--- Exercise task ---
Make an exact copy of the entries, and keep any pictures out of it.

[Data listing]
* begin *

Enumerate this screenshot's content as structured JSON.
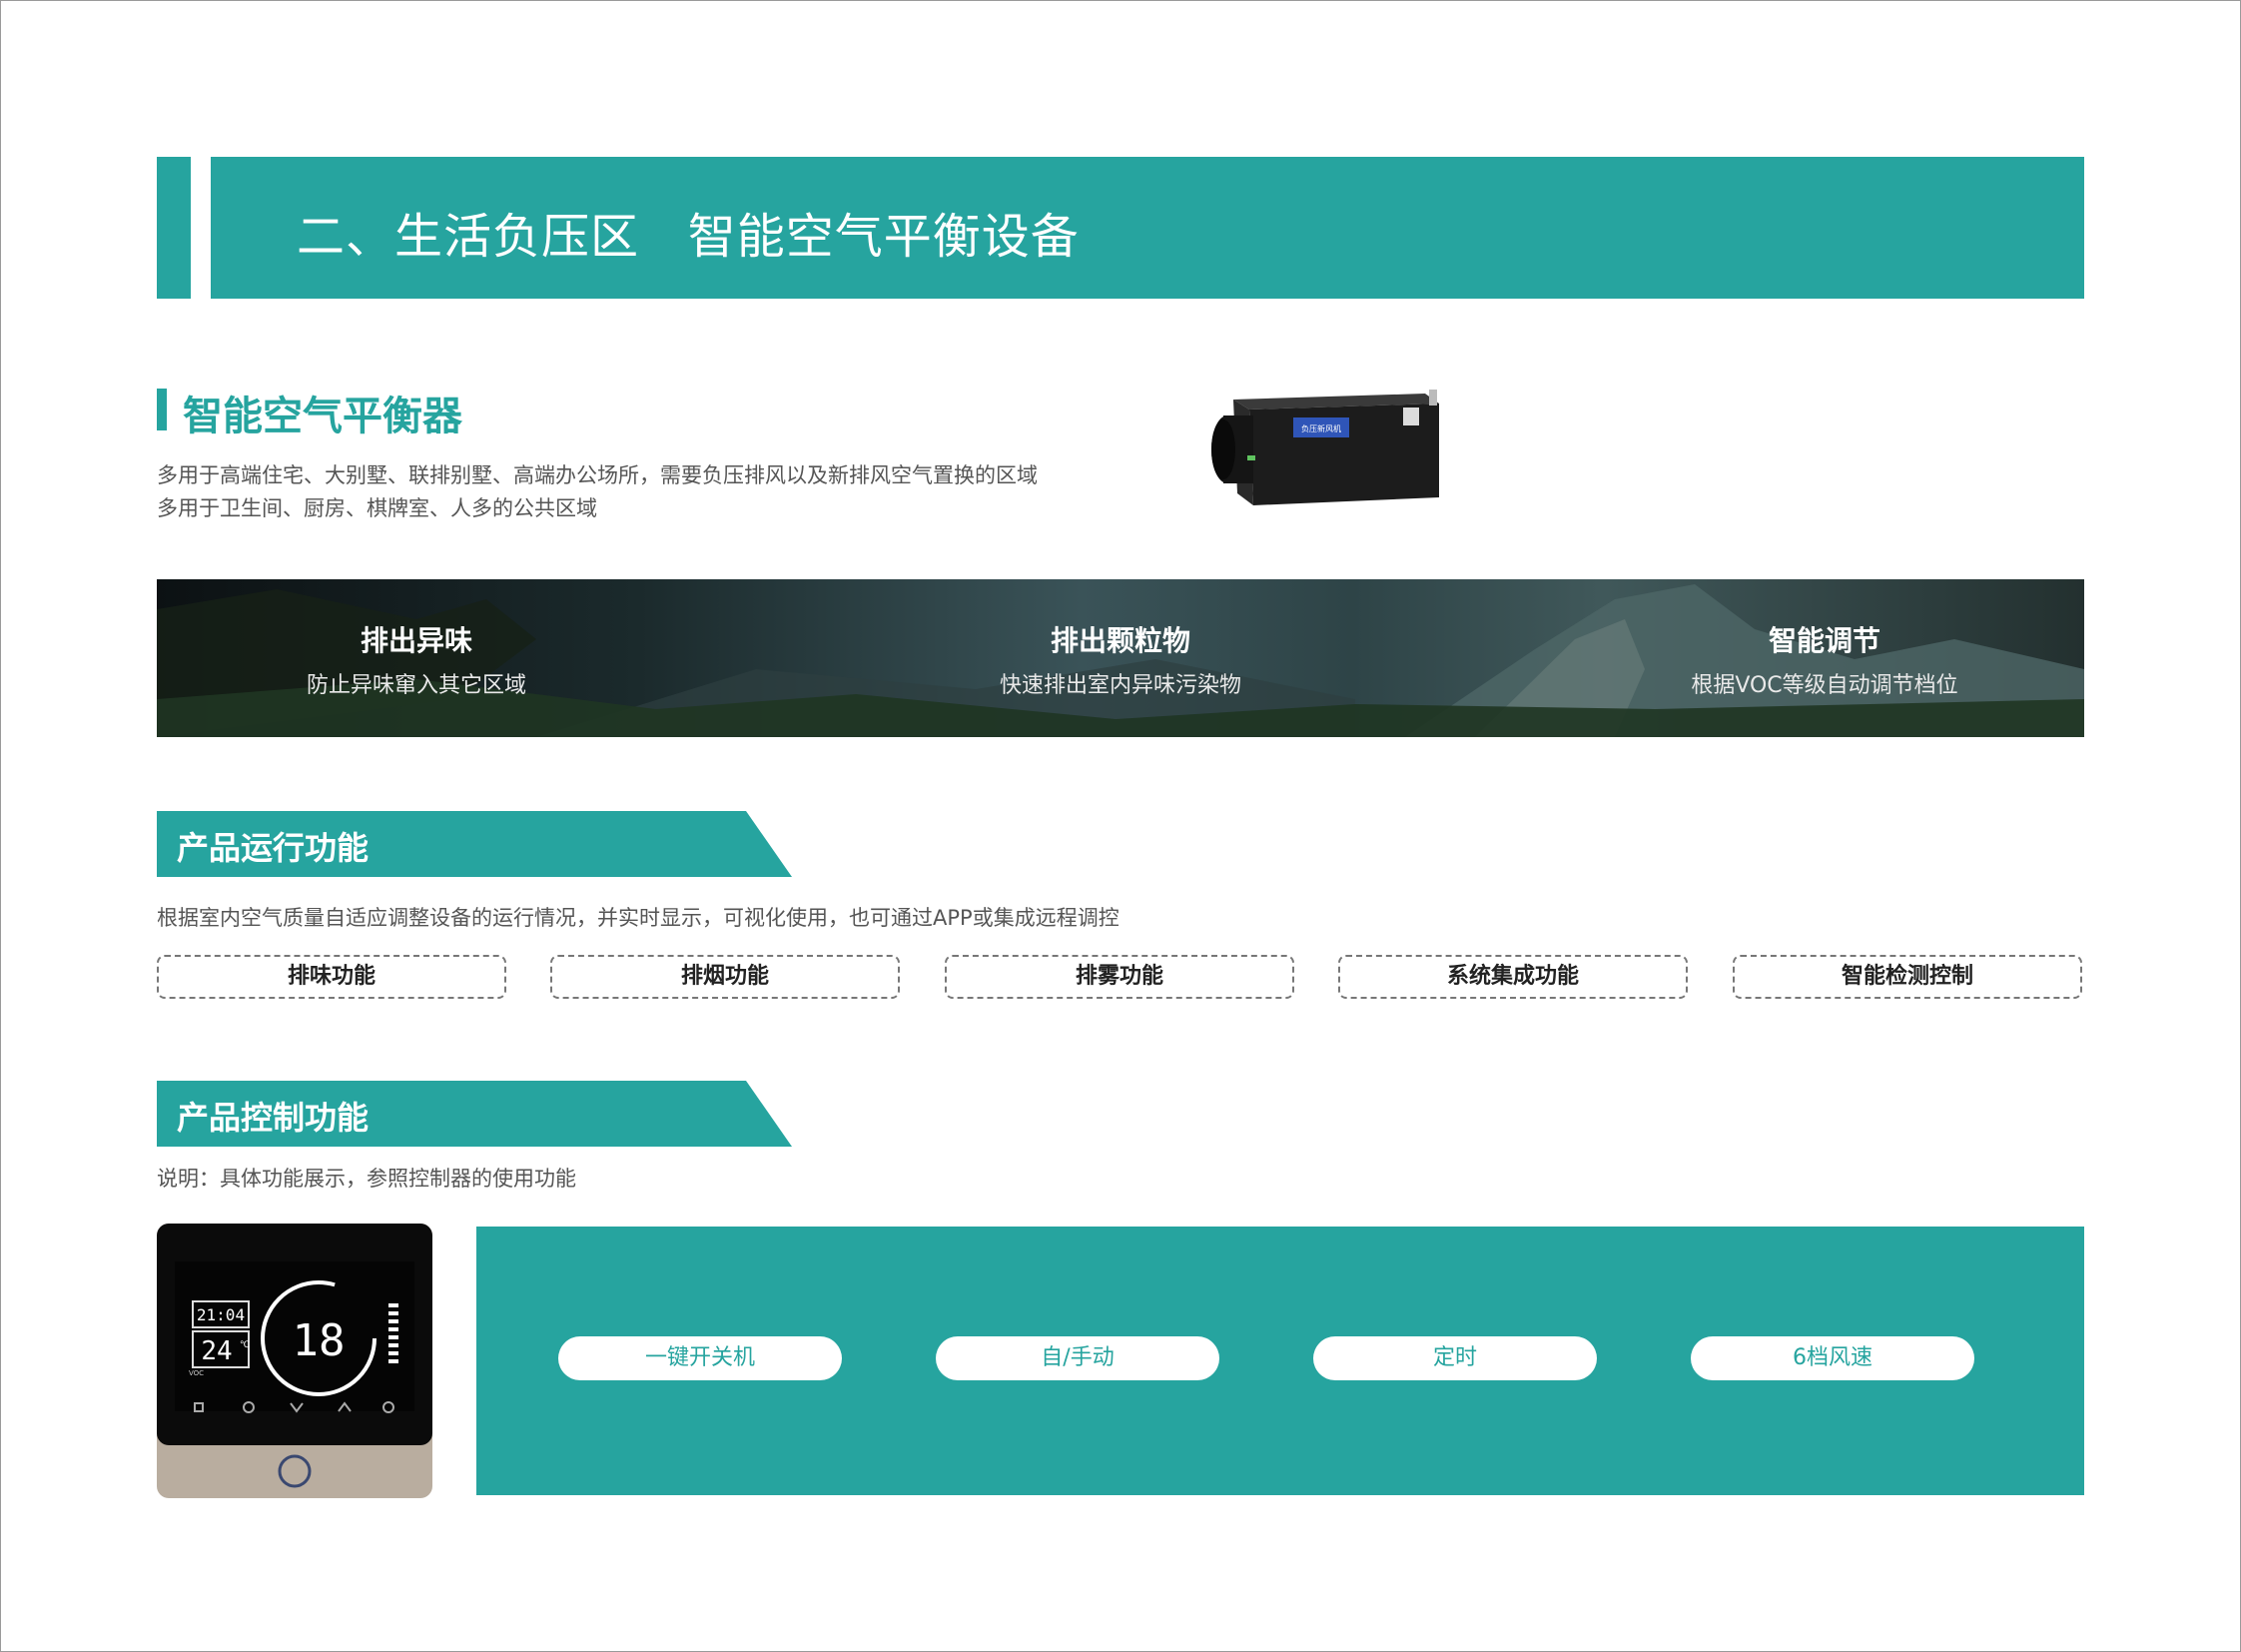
{
  "header": {
    "title": "二、生活负压区   智能空气平衡设备"
  },
  "section1": {
    "title": "智能空气平衡器",
    "desc_lines": [
      "多用于高端住宅、大别墅、联排别墅、高端办公场所，需要负压排风以及新排风空气置换的区域",
      "多用于卫生间、厨房、棋牌室、人多的公共区域"
    ],
    "product_label": "负压新风机"
  },
  "features": [
    {
      "title": "排出异味",
      "sub": "防止异味窜入其它区域"
    },
    {
      "title": "排出颗粒物",
      "sub": "快速排出室内异味污染物"
    },
    {
      "title": "智能调节",
      "sub": "根据VOC等级自动调节档位"
    }
  ],
  "operation": {
    "title": "产品运行功能",
    "desc": "根据室内空气质量自适应调整设备的运行情况，并实时显示，可视化使用，也可通过APP或集成远程调控",
    "functions": [
      "排味功能",
      "排烟功能",
      "排雾功能",
      "系统集成功能",
      "智能检测控制"
    ]
  },
  "control": {
    "title": "产品控制功能",
    "desc": "说明：具体功能展示，参照控制器的使用功能",
    "display": {
      "time": "21:04",
      "temp": "24",
      "temp_unit": "℃",
      "main": "18",
      "voc": "VOC"
    },
    "buttons": [
      "一键开关机",
      "自/手动",
      "定时",
      "6档风速"
    ]
  },
  "colors": {
    "accent": "#26a49f",
    "text": "#555555"
  }
}
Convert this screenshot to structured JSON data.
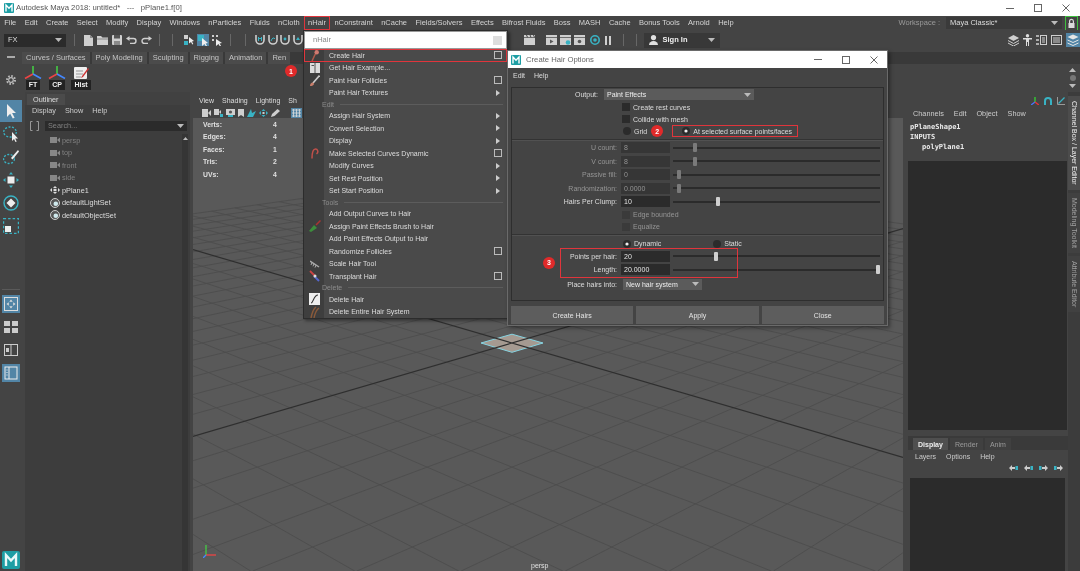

* end *

--- Output of the task ---
Enumerate this screenshot's content as structured JSON.
{
  "header": {
    "title": "二、生活负压区   智能空气平衡设备"
  },
  "section1": {
    "title": "智能空气平衡器",
    "desc_lines": [
      "多用于高端住宅、大别墅、联排别墅、高端办公场所，需要负压排风以及新排风空气置换的区域",
      "多用于卫生间、厨房、棋牌室、人多的公共区域"
    ],
    "product_label": "负压新风机"
  },
  "features": [
    {
      "title": "排出异味",
      "sub": "防止异味窜入其它区域"
    },
    {
      "title": "排出颗粒物",
      "sub": "快速排出室内异味污染物"
    },
    {
      "title": "智能调节",
      "sub": "根据VOC等级自动调节档位"
    }
  ],
  "operation": {
    "title": "产品运行功能",
    "desc": "根据室内空气质量自适应调整设备的运行情况，并实时显示，可视化使用，也可通过APP或集成远程调控",
    "functions": [
      "排味功能",
      "排烟功能",
      "排雾功能",
      "系统集成功能",
      "智能检测控制"
    ]
  },
  "control": {
    "title": "产品控制功能",
    "desc": "说明：具体功能展示，参照控制器的使用功能",
    "display": {
      "time": "21:04",
      "temp": "24",
      "temp_unit": "℃",
      "main": "18",
      "voc": "VOC"
    },
    "buttons": [
      "一键开关机",
      "自/手动",
      "定时",
      "6档风速"
    ]
  },
  "colors": {
    "accent": "#26a49f",
    "text": "#555555"
  }
}
Convert this screenshot to structured JSON data.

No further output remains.